Dataset excerpts:

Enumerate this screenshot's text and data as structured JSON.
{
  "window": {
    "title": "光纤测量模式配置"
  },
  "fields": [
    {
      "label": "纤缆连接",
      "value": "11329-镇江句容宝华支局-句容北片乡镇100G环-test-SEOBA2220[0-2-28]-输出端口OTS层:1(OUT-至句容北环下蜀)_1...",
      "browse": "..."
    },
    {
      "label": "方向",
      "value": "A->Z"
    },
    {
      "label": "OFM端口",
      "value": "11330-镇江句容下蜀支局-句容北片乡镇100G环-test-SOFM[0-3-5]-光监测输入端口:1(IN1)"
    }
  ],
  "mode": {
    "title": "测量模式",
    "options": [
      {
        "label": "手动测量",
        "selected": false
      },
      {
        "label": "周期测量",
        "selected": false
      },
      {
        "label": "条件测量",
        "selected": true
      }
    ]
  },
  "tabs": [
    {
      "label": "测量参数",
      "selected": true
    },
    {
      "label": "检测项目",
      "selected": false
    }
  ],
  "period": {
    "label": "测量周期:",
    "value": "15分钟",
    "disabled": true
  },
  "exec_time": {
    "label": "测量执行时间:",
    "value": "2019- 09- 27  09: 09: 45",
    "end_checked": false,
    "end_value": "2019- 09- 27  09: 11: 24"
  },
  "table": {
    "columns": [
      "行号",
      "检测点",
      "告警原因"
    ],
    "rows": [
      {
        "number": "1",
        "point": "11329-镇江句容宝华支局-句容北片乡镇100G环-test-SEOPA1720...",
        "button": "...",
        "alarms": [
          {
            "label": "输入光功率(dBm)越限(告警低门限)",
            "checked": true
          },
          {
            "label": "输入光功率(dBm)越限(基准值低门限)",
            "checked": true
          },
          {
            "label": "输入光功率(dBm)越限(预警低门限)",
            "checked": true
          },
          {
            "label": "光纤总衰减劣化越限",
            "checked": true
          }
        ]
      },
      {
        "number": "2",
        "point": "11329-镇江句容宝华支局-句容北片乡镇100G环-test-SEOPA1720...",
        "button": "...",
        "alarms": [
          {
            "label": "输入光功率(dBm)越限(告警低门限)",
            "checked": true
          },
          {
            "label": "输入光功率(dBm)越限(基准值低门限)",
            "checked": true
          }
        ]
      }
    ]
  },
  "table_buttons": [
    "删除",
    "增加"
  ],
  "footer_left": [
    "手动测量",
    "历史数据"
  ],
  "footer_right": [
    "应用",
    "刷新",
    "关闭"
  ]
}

==

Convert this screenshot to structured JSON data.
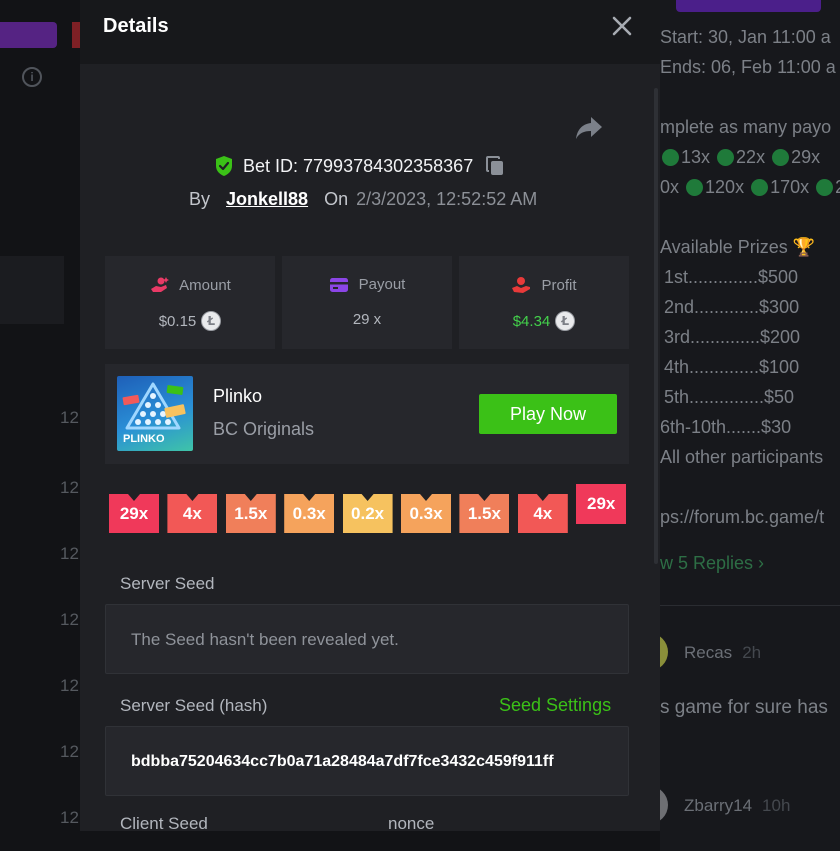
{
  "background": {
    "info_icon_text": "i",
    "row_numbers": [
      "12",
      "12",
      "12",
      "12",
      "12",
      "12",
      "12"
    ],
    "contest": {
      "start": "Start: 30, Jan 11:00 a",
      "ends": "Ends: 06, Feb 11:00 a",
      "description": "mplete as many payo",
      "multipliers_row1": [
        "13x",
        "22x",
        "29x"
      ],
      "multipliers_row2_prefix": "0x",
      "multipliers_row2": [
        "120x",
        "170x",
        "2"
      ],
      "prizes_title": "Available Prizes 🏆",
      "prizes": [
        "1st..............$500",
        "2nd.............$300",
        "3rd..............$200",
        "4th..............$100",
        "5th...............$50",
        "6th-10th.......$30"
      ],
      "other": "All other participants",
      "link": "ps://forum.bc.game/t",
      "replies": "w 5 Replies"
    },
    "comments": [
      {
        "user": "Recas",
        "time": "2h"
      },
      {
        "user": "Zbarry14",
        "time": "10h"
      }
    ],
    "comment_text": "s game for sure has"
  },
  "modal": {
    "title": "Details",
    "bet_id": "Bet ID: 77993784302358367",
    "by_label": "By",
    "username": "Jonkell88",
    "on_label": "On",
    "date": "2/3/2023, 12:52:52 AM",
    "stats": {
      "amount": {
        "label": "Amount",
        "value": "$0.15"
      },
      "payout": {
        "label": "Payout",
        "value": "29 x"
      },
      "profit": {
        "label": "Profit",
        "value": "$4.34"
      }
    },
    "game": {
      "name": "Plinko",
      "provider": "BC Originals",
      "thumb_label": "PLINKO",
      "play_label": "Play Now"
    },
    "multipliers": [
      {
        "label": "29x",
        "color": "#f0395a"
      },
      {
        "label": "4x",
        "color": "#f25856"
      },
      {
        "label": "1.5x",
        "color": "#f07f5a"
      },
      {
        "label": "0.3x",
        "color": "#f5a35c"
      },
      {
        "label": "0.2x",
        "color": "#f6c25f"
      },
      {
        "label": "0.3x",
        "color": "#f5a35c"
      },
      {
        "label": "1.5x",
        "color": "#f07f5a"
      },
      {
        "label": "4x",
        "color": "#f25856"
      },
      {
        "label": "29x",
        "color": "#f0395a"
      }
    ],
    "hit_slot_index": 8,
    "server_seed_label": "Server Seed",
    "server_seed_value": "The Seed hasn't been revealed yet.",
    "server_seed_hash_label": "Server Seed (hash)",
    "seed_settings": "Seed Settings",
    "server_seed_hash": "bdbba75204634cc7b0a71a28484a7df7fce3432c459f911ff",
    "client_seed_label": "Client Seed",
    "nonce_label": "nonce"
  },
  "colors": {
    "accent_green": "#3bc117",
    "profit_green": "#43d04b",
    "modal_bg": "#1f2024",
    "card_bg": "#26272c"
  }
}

> Aim
Lines containing the string "screenshot" should be counted; reply with their number and nothing more.

> Answer for this exercise
2